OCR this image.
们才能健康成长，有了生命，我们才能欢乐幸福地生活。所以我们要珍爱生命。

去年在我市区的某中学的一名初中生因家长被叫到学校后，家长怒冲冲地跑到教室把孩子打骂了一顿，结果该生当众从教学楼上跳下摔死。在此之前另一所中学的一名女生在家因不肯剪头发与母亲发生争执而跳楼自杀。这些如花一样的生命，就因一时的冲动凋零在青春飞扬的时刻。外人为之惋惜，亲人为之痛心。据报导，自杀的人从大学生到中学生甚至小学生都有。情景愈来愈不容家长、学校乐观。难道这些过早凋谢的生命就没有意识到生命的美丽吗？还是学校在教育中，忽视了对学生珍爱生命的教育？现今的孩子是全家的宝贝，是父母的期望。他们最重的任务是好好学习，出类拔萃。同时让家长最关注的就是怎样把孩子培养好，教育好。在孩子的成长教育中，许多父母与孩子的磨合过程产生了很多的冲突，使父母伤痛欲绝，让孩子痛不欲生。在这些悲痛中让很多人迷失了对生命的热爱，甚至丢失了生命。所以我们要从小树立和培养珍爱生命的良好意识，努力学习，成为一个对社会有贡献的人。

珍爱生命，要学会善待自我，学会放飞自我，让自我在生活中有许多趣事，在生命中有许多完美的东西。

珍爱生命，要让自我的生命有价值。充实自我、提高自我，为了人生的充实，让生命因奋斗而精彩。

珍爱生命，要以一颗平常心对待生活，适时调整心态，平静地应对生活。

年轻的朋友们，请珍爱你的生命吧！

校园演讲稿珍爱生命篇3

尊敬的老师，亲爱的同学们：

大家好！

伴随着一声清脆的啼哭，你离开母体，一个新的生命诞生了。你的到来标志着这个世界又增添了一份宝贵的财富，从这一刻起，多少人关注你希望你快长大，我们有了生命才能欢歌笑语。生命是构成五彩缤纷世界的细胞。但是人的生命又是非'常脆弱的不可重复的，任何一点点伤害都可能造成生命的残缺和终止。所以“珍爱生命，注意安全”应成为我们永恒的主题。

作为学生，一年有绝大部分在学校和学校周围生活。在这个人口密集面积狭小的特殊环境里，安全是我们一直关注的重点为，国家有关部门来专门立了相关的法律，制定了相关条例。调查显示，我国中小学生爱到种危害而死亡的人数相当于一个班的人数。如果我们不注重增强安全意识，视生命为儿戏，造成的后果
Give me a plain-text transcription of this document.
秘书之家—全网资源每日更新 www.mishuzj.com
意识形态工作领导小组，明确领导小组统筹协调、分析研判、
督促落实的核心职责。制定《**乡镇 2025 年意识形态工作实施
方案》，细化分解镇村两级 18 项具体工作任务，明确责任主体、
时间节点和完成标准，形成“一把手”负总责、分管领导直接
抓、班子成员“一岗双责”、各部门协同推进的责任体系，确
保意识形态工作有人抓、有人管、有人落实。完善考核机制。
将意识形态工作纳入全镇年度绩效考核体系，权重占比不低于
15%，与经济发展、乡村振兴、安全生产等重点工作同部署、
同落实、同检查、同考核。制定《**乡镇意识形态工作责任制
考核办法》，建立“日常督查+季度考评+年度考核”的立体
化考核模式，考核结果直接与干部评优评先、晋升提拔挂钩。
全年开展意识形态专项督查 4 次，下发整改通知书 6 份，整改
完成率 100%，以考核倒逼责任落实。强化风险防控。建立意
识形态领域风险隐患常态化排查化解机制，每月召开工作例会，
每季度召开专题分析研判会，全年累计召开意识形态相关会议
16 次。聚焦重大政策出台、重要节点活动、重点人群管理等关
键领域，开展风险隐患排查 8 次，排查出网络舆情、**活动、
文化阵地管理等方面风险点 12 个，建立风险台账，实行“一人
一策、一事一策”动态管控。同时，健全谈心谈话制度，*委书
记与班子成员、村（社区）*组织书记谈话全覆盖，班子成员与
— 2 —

== == ==

• DIRECTION: Find every line containing the word "this", then give the total and nothing more.

• WRITTEN ANSWER: 2